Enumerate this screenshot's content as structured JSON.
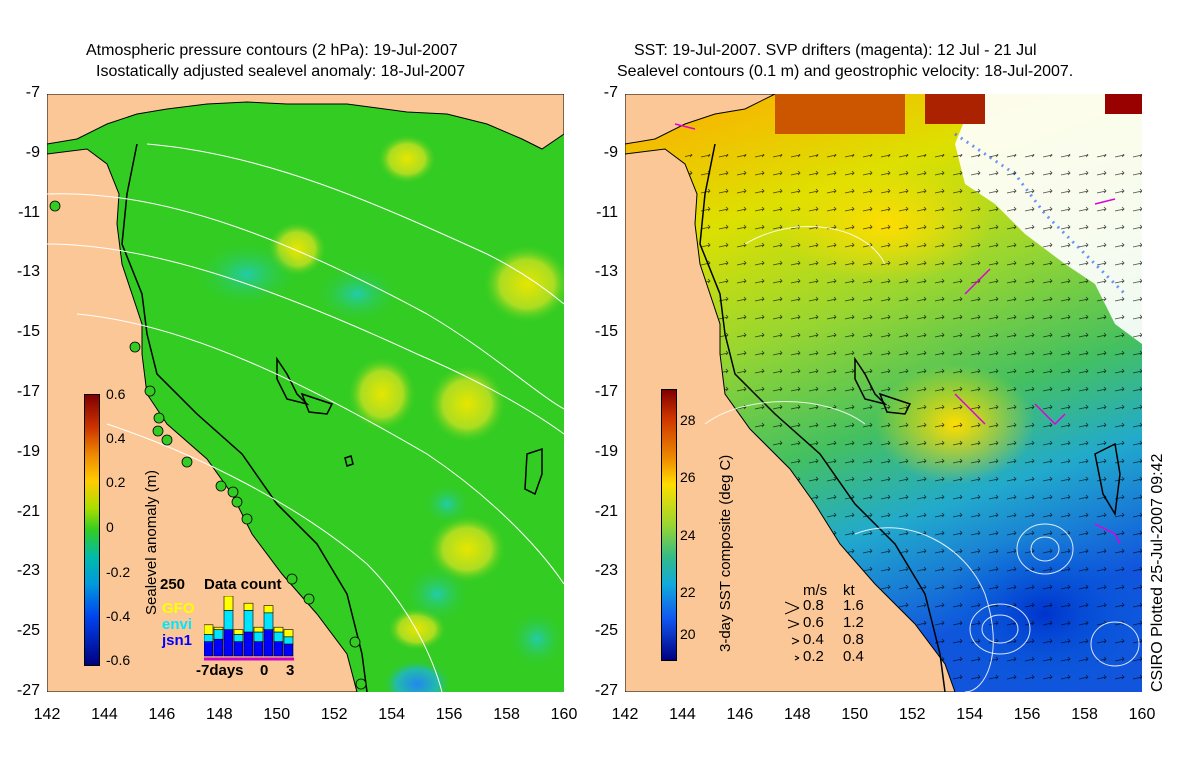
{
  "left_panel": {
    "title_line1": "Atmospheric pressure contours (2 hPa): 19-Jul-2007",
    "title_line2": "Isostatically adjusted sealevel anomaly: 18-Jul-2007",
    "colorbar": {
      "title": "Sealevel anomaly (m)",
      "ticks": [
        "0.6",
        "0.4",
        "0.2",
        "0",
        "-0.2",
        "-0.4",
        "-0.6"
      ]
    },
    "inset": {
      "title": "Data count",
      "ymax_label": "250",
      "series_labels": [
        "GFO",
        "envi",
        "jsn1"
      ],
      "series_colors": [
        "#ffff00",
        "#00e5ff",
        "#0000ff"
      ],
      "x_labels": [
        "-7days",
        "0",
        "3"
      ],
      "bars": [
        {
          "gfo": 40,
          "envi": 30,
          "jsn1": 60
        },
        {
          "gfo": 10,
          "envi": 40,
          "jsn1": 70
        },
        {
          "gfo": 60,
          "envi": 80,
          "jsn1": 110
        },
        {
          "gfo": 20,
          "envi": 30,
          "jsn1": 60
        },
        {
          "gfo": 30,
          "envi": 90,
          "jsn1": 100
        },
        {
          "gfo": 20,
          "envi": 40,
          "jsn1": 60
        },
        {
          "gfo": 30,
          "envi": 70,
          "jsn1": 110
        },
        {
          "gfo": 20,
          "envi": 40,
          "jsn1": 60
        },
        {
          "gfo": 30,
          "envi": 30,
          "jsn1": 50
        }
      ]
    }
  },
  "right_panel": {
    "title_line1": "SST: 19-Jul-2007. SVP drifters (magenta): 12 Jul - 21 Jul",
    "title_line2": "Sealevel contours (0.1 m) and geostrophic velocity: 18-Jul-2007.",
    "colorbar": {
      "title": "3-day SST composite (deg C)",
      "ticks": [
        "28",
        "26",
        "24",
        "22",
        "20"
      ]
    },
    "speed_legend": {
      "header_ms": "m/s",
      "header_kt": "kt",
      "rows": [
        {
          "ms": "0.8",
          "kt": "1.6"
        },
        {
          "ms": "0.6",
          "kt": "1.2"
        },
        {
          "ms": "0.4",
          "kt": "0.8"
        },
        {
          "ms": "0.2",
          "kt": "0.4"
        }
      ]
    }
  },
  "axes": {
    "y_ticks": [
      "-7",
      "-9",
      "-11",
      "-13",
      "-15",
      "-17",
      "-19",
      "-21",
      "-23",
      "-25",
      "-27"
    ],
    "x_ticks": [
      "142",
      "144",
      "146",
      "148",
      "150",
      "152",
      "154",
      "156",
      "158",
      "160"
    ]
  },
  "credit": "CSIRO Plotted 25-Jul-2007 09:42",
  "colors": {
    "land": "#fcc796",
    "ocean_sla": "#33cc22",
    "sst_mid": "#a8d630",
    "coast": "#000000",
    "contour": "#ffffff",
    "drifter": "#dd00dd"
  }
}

_ _ _ _

WHAT THE EXERCISE ASKS —
All the lines above are to be given again exactly as they read, with the pictures removed.

SOLUTION FOR THIS EXERCISE —
Enumerate this screenshot's content as structured JSON.
{
  "left_panel": {
    "title_line1": "Atmospheric pressure contours (2 hPa): 19-Jul-2007",
    "title_line2": "Isostatically adjusted sealevel anomaly: 18-Jul-2007",
    "colorbar": {
      "title": "Sealevel anomaly (m)",
      "ticks": [
        "0.6",
        "0.4",
        "0.2",
        "0",
        "-0.2",
        "-0.4",
        "-0.6"
      ]
    },
    "inset": {
      "title": "Data count",
      "ymax_label": "250",
      "series_labels": [
        "GFO",
        "envi",
        "jsn1"
      ],
      "series_colors": [
        "#ffff00",
        "#00e5ff",
        "#0000ff"
      ],
      "x_labels": [
        "-7days",
        "0",
        "3"
      ],
      "bars": [
        {
          "gfo": 40,
          "envi": 30,
          "jsn1": 60
        },
        {
          "gfo": 10,
          "envi": 40,
          "jsn1": 70
        },
        {
          "gfo": 60,
          "envi": 80,
          "jsn1": 110
        },
        {
          "gfo": 20,
          "envi": 30,
          "jsn1": 60
        },
        {
          "gfo": 30,
          "envi": 90,
          "jsn1": 100
        },
        {
          "gfo": 20,
          "envi": 40,
          "jsn1": 60
        },
        {
          "gfo": 30,
          "envi": 70,
          "jsn1": 110
        },
        {
          "gfo": 20,
          "envi": 40,
          "jsn1": 60
        },
        {
          "gfo": 30,
          "envi": 30,
          "jsn1": 50
        }
      ]
    }
  },
  "right_panel": {
    "title_line1": "SST: 19-Jul-2007. SVP drifters (magenta): 12 Jul - 21 Jul",
    "title_line2": "Sealevel contours (0.1 m) and geostrophic velocity: 18-Jul-2007.",
    "colorbar": {
      "title": "3-day SST composite (deg C)",
      "ticks": [
        "28",
        "26",
        "24",
        "22",
        "20"
      ]
    },
    "speed_legend": {
      "header_ms": "m/s",
      "header_kt": "kt",
      "rows": [
        {
          "ms": "0.8",
          "kt": "1.6"
        },
        {
          "ms": "0.6",
          "kt": "1.2"
        },
        {
          "ms": "0.4",
          "kt": "0.8"
        },
        {
          "ms": "0.2",
          "kt": "0.4"
        }
      ]
    }
  },
  "axes": {
    "y_ticks": [
      "-7",
      "-9",
      "-11",
      "-13",
      "-15",
      "-17",
      "-19",
      "-21",
      "-23",
      "-25",
      "-27"
    ],
    "x_ticks": [
      "142",
      "144",
      "146",
      "148",
      "150",
      "152",
      "154",
      "156",
      "158",
      "160"
    ]
  },
  "credit": "CSIRO Plotted 25-Jul-2007 09:42",
  "colors": {
    "land": "#fcc796",
    "ocean_sla": "#33cc22",
    "sst_mid": "#a8d630",
    "coast": "#000000",
    "contour": "#ffffff",
    "drifter": "#dd00dd"
  }
}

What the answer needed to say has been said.